▶ _Exercise objective_: Below are records to be output exactly, every one of them.
»»
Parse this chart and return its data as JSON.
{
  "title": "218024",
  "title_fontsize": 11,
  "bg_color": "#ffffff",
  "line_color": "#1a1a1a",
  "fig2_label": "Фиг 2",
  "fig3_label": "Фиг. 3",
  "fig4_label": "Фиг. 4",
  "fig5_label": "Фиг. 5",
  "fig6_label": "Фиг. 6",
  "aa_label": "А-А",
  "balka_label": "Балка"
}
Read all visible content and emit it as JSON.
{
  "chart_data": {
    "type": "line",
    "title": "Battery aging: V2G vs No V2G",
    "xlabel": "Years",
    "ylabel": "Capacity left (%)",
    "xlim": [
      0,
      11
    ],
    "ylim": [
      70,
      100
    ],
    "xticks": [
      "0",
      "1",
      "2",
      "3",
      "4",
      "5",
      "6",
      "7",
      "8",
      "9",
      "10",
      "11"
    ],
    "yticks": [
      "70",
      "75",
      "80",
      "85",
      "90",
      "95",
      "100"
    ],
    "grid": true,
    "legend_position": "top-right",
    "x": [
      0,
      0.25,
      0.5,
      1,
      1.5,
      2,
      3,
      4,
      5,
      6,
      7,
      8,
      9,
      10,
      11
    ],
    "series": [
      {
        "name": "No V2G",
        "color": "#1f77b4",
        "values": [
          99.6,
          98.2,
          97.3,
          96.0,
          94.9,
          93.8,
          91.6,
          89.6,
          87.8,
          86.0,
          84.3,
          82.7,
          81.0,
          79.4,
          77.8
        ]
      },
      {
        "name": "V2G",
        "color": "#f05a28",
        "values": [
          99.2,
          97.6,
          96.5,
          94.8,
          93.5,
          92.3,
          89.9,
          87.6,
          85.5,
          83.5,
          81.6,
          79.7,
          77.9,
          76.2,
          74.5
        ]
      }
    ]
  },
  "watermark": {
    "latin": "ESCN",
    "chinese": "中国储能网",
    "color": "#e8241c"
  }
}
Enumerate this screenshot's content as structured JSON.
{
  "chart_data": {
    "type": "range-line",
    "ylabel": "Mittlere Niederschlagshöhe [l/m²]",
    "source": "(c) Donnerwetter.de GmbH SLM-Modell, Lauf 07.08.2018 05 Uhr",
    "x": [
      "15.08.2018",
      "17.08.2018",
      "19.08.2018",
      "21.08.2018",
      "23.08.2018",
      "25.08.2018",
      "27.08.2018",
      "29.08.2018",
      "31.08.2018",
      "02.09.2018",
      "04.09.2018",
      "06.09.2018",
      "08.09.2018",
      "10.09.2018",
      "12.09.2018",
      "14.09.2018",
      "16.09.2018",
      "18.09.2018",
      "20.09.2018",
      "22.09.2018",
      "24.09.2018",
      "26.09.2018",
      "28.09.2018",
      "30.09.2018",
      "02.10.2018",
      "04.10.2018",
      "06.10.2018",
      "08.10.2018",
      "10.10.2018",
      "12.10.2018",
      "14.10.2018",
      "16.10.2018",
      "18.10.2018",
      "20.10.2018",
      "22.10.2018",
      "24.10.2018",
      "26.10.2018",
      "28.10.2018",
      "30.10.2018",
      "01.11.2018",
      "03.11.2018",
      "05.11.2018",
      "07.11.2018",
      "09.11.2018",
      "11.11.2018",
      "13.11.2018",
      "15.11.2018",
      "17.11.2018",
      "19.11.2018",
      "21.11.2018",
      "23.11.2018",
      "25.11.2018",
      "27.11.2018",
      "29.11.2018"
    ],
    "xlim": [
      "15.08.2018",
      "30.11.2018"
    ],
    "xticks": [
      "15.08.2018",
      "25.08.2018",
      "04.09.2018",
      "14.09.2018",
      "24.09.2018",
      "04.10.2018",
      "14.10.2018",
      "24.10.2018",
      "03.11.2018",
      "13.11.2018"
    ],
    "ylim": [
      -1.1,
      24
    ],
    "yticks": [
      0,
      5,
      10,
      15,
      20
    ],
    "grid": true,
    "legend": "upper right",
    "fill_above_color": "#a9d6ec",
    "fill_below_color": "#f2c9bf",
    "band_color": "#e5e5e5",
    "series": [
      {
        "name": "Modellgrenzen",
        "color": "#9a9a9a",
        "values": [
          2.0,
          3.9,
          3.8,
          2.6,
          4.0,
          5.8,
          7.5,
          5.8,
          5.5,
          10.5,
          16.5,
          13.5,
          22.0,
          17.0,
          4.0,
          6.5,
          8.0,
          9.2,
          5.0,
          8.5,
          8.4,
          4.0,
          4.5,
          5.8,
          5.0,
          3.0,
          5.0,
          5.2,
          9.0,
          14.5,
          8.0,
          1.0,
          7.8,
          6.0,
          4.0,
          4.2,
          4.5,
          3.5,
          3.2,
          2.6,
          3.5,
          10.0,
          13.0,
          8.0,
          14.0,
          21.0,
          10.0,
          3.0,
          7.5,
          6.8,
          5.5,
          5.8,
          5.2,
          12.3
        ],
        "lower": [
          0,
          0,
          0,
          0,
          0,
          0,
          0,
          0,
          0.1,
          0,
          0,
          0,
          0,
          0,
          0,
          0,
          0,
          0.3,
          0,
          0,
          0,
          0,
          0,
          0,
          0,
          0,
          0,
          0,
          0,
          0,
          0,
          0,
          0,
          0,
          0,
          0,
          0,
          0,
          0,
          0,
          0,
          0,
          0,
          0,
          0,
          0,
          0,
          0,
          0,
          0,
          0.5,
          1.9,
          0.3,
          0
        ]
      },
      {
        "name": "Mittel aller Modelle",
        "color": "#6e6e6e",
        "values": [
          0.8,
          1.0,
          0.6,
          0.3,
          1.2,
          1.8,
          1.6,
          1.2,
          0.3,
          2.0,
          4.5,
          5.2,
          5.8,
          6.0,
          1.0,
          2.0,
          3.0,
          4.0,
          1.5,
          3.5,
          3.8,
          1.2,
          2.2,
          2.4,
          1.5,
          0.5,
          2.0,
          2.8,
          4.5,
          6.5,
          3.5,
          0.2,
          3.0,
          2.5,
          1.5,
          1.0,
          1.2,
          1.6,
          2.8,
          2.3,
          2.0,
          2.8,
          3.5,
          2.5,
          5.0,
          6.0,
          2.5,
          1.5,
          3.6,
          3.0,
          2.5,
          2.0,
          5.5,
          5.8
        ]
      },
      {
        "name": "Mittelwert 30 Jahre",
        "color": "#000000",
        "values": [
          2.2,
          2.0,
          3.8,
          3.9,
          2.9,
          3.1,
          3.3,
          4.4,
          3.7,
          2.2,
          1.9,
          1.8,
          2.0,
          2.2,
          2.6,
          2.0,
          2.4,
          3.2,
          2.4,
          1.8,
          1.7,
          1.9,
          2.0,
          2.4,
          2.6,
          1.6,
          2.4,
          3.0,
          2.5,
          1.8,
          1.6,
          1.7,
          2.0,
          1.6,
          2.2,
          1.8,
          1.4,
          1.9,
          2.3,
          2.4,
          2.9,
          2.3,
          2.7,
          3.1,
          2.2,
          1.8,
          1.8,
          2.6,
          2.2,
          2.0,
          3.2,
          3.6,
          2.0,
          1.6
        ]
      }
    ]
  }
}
««
▶ _Response_:
Parse this chart and return its data as JSON.
{
  "title": "218024",
  "title_fontsize": 11,
  "bg_color": "#ffffff",
  "line_color": "#1a1a1a",
  "fig2_label": "Фиг 2",
  "fig3_label": "Фиг. 3",
  "fig4_label": "Фиг. 4",
  "fig5_label": "Фиг. 5",
  "fig6_label": "Фиг. 6",
  "aa_label": "А-А",
  "balka_label": "Балка"
}
Read all visible content and emit it as JSON.
{
  "chart_data": {
    "type": "line",
    "title": "Battery aging: V2G vs No V2G",
    "xlabel": "Years",
    "ylabel": "Capacity left (%)",
    "xlim": [
      0,
      11
    ],
    "ylim": [
      70,
      100
    ],
    "xticks": [
      "0",
      "1",
      "2",
      "3",
      "4",
      "5",
      "6",
      "7",
      "8",
      "9",
      "10",
      "11"
    ],
    "yticks": [
      "70",
      "75",
      "80",
      "85",
      "90",
      "95",
      "100"
    ],
    "grid": true,
    "legend_position": "top-right",
    "x": [
      0,
      0.25,
      0.5,
      1,
      1.5,
      2,
      3,
      4,
      5,
      6,
      7,
      8,
      9,
      10,
      11
    ],
    "series": [
      {
        "name": "No V2G",
        "color": "#1f77b4",
        "values": [
          99.6,
          98.2,
          97.3,
          96.0,
          94.9,
          93.8,
          91.6,
          89.6,
          87.8,
          86.0,
          84.3,
          82.7,
          81.0,
          79.4,
          77.8
        ]
      },
      {
        "name": "V2G",
        "color": "#f05a28",
        "values": [
          99.2,
          97.6,
          96.5,
          94.8,
          93.5,
          92.3,
          89.9,
          87.6,
          85.5,
          83.5,
          81.6,
          79.7,
          77.9,
          76.2,
          74.5
        ]
      }
    ]
  },
  "watermark": {
    "latin": "ESCN",
    "chinese": "中国储能网",
    "color": "#e8241c"
  }
}
Enumerate this screenshot's content as structured JSON.
{
  "chart_data": {
    "type": "range-line",
    "ylabel": "Mittlere Niederschlagshöhe [l/m²]",
    "source": "(c) Donnerwetter.de GmbH SLM-Modell, Lauf 07.08.2018 05 Uhr",
    "x": [
      "15.08.2018",
      "17.08.2018",
      "19.08.2018",
      "21.08.2018",
      "23.08.2018",
      "25.08.2018",
      "27.08.2018",
      "29.08.2018",
      "31.08.2018",
      "02.09.2018",
      "04.09.2018",
      "06.09.2018",
      "08.09.2018",
      "10.09.2018",
      "12.09.2018",
      "14.09.2018",
      "16.09.2018",
      "18.09.2018",
      "20.09.2018",
      "22.09.2018",
      "24.09.2018",
      "26.09.2018",
      "28.09.2018",
      "30.09.2018",
      "02.10.2018",
      "04.10.2018",
      "06.10.2018",
      "08.10.2018",
      "10.10.2018",
      "12.10.2018",
      "14.10.2018",
      "16.10.2018",
      "18.10.2018",
      "20.10.2018",
      "22.10.2018",
      "24.10.2018",
      "26.10.2018",
      "28.10.2018",
      "30.10.2018",
      "01.11.2018",
      "03.11.2018",
      "05.11.2018",
      "07.11.2018",
      "09.11.2018",
      "11.11.2018",
      "13.11.2018",
      "15.11.2018",
      "17.11.2018",
      "19.11.2018",
      "21.11.2018",
      "23.11.2018",
      "25.11.2018",
      "27.11.2018",
      "29.11.2018"
    ],
    "xlim": [
      "15.08.2018",
      "30.11.2018"
    ],
    "xticks": [
      "15.08.2018",
      "25.08.2018",
      "04.09.2018",
      "14.09.2018",
      "24.09.2018",
      "04.10.2018",
      "14.10.2018",
      "24.10.2018",
      "03.11.2018",
      "13.11.2018"
    ],
    "ylim": [
      -1.1,
      24
    ],
    "yticks": [
      0,
      5,
      10,
      15,
      20
    ],
    "grid": true,
    "legend": "upper right",
    "fill_above_color": "#a9d6ec",
    "fill_below_color": "#f2c9bf",
    "band_color": "#e5e5e5",
    "series": [
      {
        "name": "Modellgrenzen",
        "color": "#9a9a9a",
        "values": [
          2.0,
          3.9,
          3.8,
          2.6,
          4.0,
          5.8,
          7.5,
          5.8,
          5.5,
          10.5,
          16.5,
          13.5,
          22.0,
          17.0,
          4.0,
          6.5,
          8.0,
          9.2,
          5.0,
          8.5,
          8.4,
          4.0,
          4.5,
          5.8,
          5.0,
          3.0,
          5.0,
          5.2,
          9.0,
          14.5,
          8.0,
          1.0,
          7.8,
          6.0,
          4.0,
          4.2,
          4.5,
          3.5,
          3.2,
          2.6,
          3.5,
          10.0,
          13.0,
          8.0,
          14.0,
          21.0,
          10.0,
          3.0,
          7.5,
          6.8,
          5.5,
          5.8,
          5.2,
          12.3
        ],
        "lower": [
          0,
          0,
          0,
          0,
          0,
          0,
          0,
          0,
          0.1,
          0,
          0,
          0,
          0,
          0,
          0,
          0,
          0,
          0.3,
          0,
          0,
          0,
          0,
          0,
          0,
          0,
          0,
          0,
          0,
          0,
          0,
          0,
          0,
          0,
          0,
          0,
          0,
          0,
          0,
          0,
          0,
          0,
          0,
          0,
          0,
          0,
          0,
          0,
          0,
          0,
          0,
          0.5,
          1.9,
          0.3,
          0
        ]
      },
      {
        "name": "Mittel aller Modelle",
        "color": "#6e6e6e",
        "values": [
          0.8,
          1.0,
          0.6,
          0.3,
          1.2,
          1.8,
          1.6,
          1.2,
          0.3,
          2.0,
          4.5,
          5.2,
          5.8,
          6.0,
          1.0,
          2.0,
          3.0,
          4.0,
          1.5,
          3.5,
          3.8,
          1.2,
          2.2,
          2.4,
          1.5,
          0.5,
          2.0,
          2.8,
          4.5,
          6.5,
          3.5,
          0.2,
          3.0,
          2.5,
          1.5,
          1.0,
          1.2,
          1.6,
          2.8,
          2.3,
          2.0,
          2.8,
          3.5,
          2.5,
          5.0,
          6.0,
          2.5,
          1.5,
          3.6,
          3.0,
          2.5,
          2.0,
          5.5,
          5.8
        ]
      },
      {
        "name": "Mittelwert 30 Jahre",
        "color": "#000000",
        "values": [
          2.2,
          2.0,
          3.8,
          3.9,
          2.9,
          3.1,
          3.3,
          4.4,
          3.7,
          2.2,
          1.9,
          1.8,
          2.0,
          2.2,
          2.6,
          2.0,
          2.4,
          3.2,
          2.4,
          1.8,
          1.7,
          1.9,
          2.0,
          2.4,
          2.6,
          1.6,
          2.4,
          3.0,
          2.5,
          1.8,
          1.6,
          1.7,
          2.0,
          1.6,
          2.2,
          1.8,
          1.4,
          1.9,
          2.3,
          2.4,
          2.9,
          2.3,
          2.7,
          3.1,
          2.2,
          1.8,
          1.8,
          2.6,
          2.2,
          2.0,
          3.2,
          3.6,
          2.0,
          1.6
        ]
      }
    ]
  }
}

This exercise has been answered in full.